(Stored entries)

________________________________________

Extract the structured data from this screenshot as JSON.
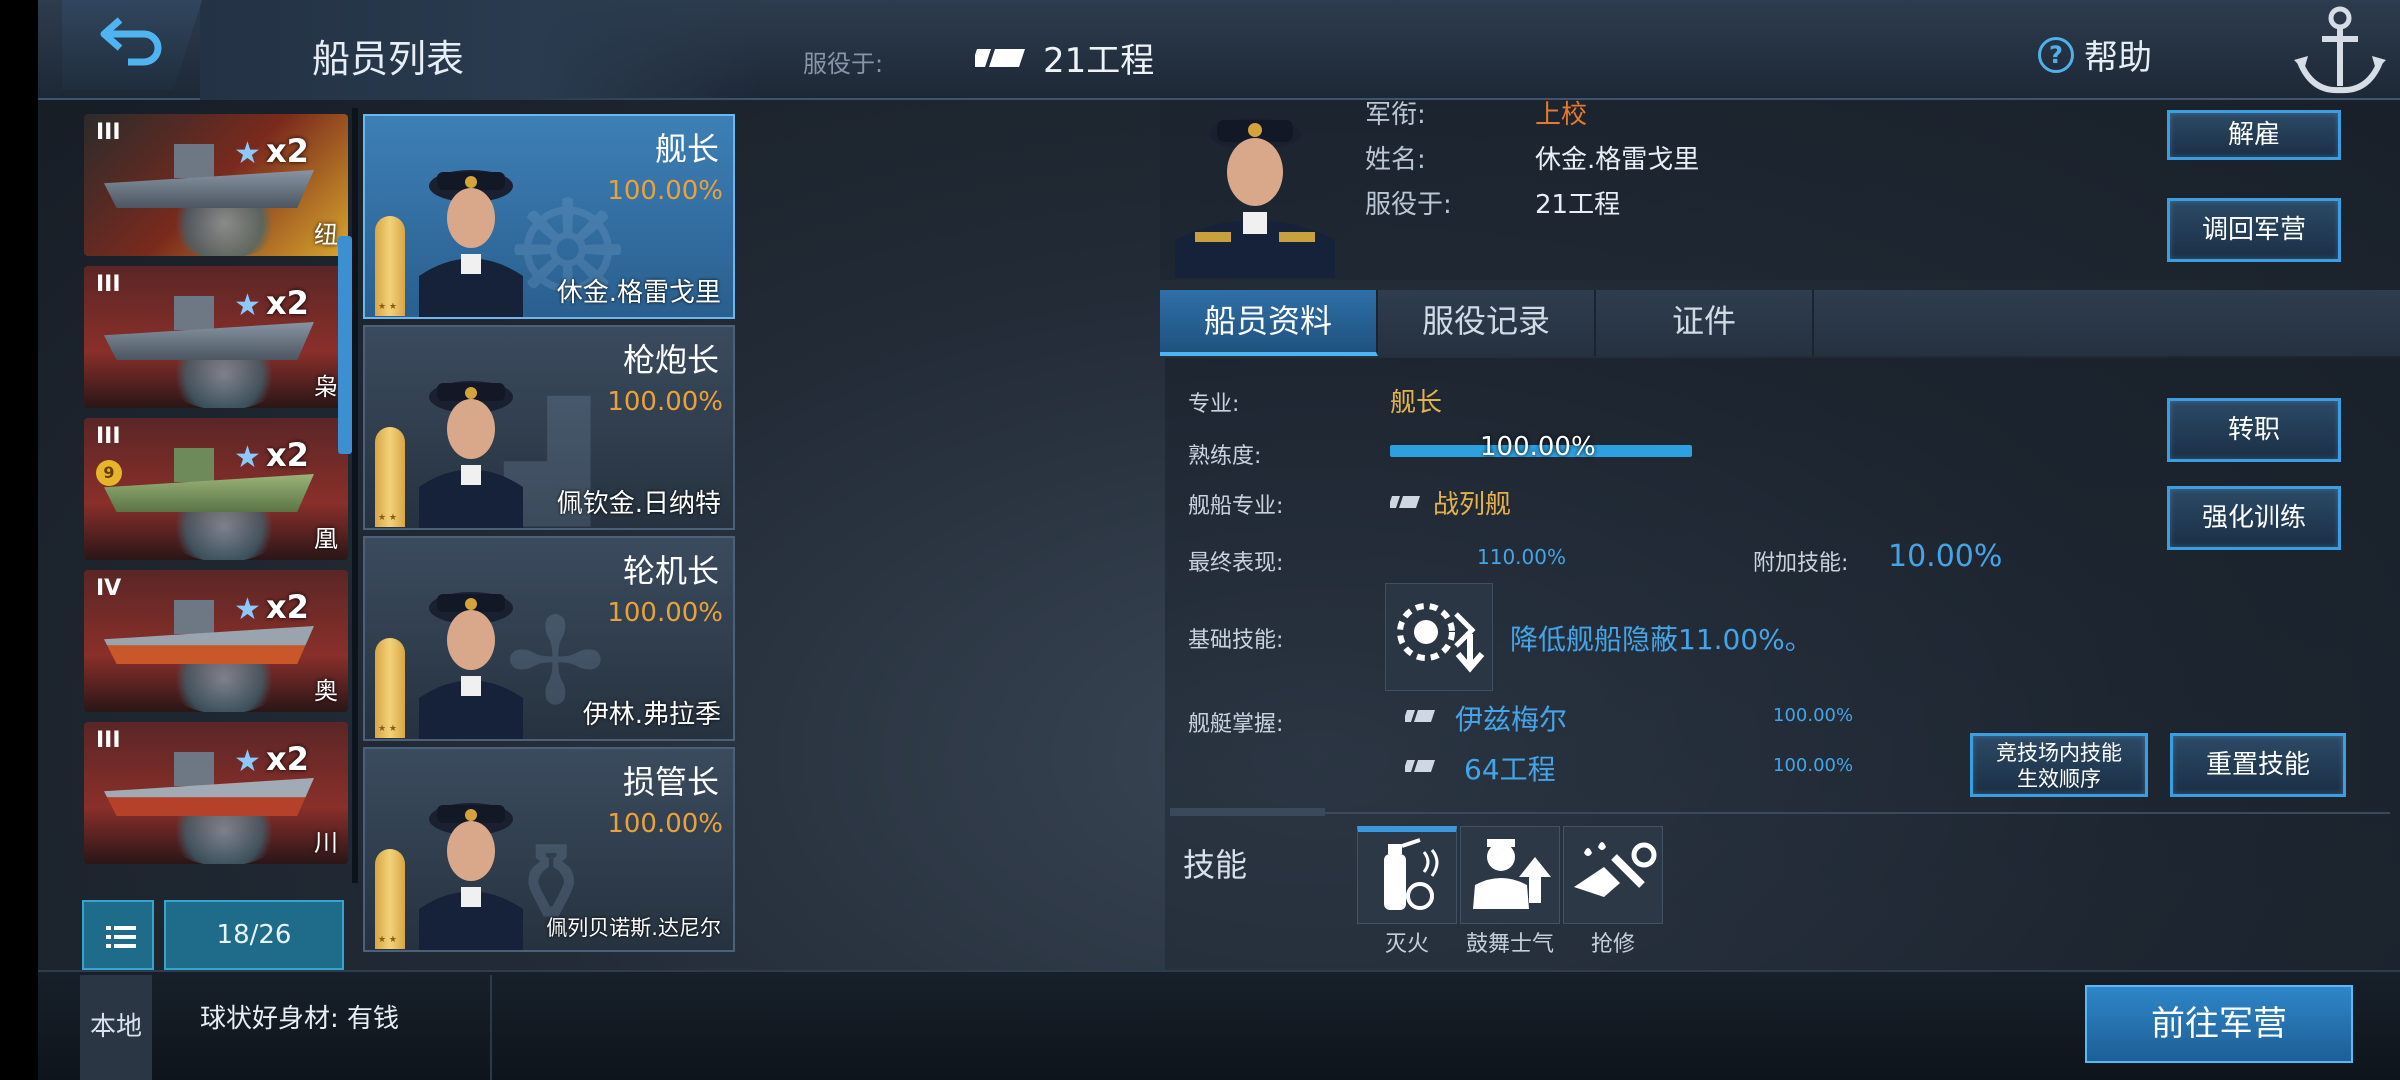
{
  "header": {
    "title": "船员列表",
    "serve_label": "服役于:",
    "serve_value": "21工程",
    "help_label": "帮助"
  },
  "ships": [
    {
      "tier": "III",
      "multiplier": "x2",
      "name": "纽"
    },
    {
      "tier": "III",
      "multiplier": "x2",
      "name": "枭"
    },
    {
      "tier": "III",
      "multiplier": "x2",
      "name": "凰",
      "badge": "9"
    },
    {
      "tier": "IV",
      "multiplier": "x2",
      "name": "奥"
    },
    {
      "tier": "III",
      "multiplier": "x2",
      "name": "川"
    }
  ],
  "ship_count": "18/26",
  "crew": [
    {
      "role": "舰长",
      "proficiency": "100.00%",
      "name": "休金.格雷戈里",
      "active": true
    },
    {
      "role": "枪炮长",
      "proficiency": "100.00%",
      "name": "佩钦金.日纳特"
    },
    {
      "role": "轮机长",
      "proficiency": "100.00%",
      "name": "伊林.弗拉季"
    },
    {
      "role": "损管长",
      "proficiency": "100.00%",
      "name": "佩列贝诺斯.达尼尔"
    }
  ],
  "officer": {
    "rank_label": "军衔:",
    "rank_value": "上校",
    "name_label": "姓名:",
    "name_value": "休金.格雷戈里",
    "serve_label": "服役于:",
    "serve_value": "21工程"
  },
  "buttons": {
    "dismiss": "解雇",
    "recall": "调回军营",
    "transfer": "转职",
    "train": "强化训练",
    "arena_order": "竞技场内技能生效顺序",
    "arena_line1": "竞技场内技能",
    "arena_line2": "生效顺序",
    "reset": "重置技能",
    "go_barracks": "前往军营"
  },
  "tabs": [
    {
      "label": "船员资料",
      "active": true
    },
    {
      "label": "服役记录"
    },
    {
      "label": "证件"
    }
  ],
  "profile": {
    "specialty_label": "专业:",
    "specialty_value": "舰长",
    "proficiency_label": "熟练度:",
    "proficiency_value": "100.00%",
    "proficiency_fraction": 1.0,
    "ship_spec_label": "舰船专业:",
    "ship_spec_value": "战列舰",
    "final_label": "最终表现:",
    "final_value": "110.00%",
    "extra_label": "附加技能:",
    "extra_value": "10.00%",
    "base_skill_label": "基础技能:",
    "base_skill_text": "降低舰船隐蔽11.00%。",
    "mastery_label": "舰艇掌握:",
    "mastery": [
      {
        "ship": "伊兹梅尔",
        "value": "100.00%"
      },
      {
        "ship": "64工程",
        "value": "100.00%"
      }
    ]
  },
  "skills": {
    "title": "技能",
    "items": [
      {
        "label": "灭火",
        "icon": "fire-extinguisher-icon"
      },
      {
        "label": "鼓舞士气",
        "icon": "morale-icon"
      },
      {
        "label": "抢修",
        "icon": "repair-icon"
      }
    ]
  },
  "chat": {
    "channel": "本地",
    "message": "球状好身材: 有钱"
  }
}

________________________________________

Leave out the pictures and give the listing above again exactly.

Extract the structured data from this screenshot as JSON.
{
  "header": {
    "title": "船员列表",
    "serve_label": "服役于:",
    "serve_value": "21工程",
    "help_label": "帮助"
  },
  "ships": [
    {
      "tier": "III",
      "multiplier": "x2",
      "name": "纽"
    },
    {
      "tier": "III",
      "multiplier": "x2",
      "name": "枭"
    },
    {
      "tier": "III",
      "multiplier": "x2",
      "name": "凰",
      "badge": "9"
    },
    {
      "tier": "IV",
      "multiplier": "x2",
      "name": "奥"
    },
    {
      "tier": "III",
      "multiplier": "x2",
      "name": "川"
    }
  ],
  "ship_count": "18/26",
  "crew": [
    {
      "role": "舰长",
      "proficiency": "100.00%",
      "name": "休金.格雷戈里",
      "active": true
    },
    {
      "role": "枪炮长",
      "proficiency": "100.00%",
      "name": "佩钦金.日纳特"
    },
    {
      "role": "轮机长",
      "proficiency": "100.00%",
      "name": "伊林.弗拉季"
    },
    {
      "role": "损管长",
      "proficiency": "100.00%",
      "name": "佩列贝诺斯.达尼尔"
    }
  ],
  "officer": {
    "rank_label": "军衔:",
    "rank_value": "上校",
    "name_label": "姓名:",
    "name_value": "休金.格雷戈里",
    "serve_label": "服役于:",
    "serve_value": "21工程"
  },
  "buttons": {
    "dismiss": "解雇",
    "recall": "调回军营",
    "transfer": "转职",
    "train": "强化训练",
    "arena_order": "竞技场内技能生效顺序",
    "arena_line1": "竞技场内技能",
    "arena_line2": "生效顺序",
    "reset": "重置技能",
    "go_barracks": "前往军营"
  },
  "tabs": [
    {
      "label": "船员资料",
      "active": true
    },
    {
      "label": "服役记录"
    },
    {
      "label": "证件"
    }
  ],
  "profile": {
    "specialty_label": "专业:",
    "specialty_value": "舰长",
    "proficiency_label": "熟练度:",
    "proficiency_value": "100.00%",
    "proficiency_fraction": 1.0,
    "ship_spec_label": "舰船专业:",
    "ship_spec_value": "战列舰",
    "final_label": "最终表现:",
    "final_value": "110.00%",
    "extra_label": "附加技能:",
    "extra_value": "10.00%",
    "base_skill_label": "基础技能:",
    "base_skill_text": "降低舰船隐蔽11.00%。",
    "mastery_label": "舰艇掌握:",
    "mastery": [
      {
        "ship": "伊兹梅尔",
        "value": "100.00%"
      },
      {
        "ship": "64工程",
        "value": "100.00%"
      }
    ]
  },
  "skills": {
    "title": "技能",
    "items": [
      {
        "label": "灭火",
        "icon": "fire-extinguisher-icon"
      },
      {
        "label": "鼓舞士气",
        "icon": "morale-icon"
      },
      {
        "label": "抢修",
        "icon": "repair-icon"
      }
    ]
  },
  "chat": {
    "channel": "本地",
    "message": "球状好身材: 有钱"
  }
}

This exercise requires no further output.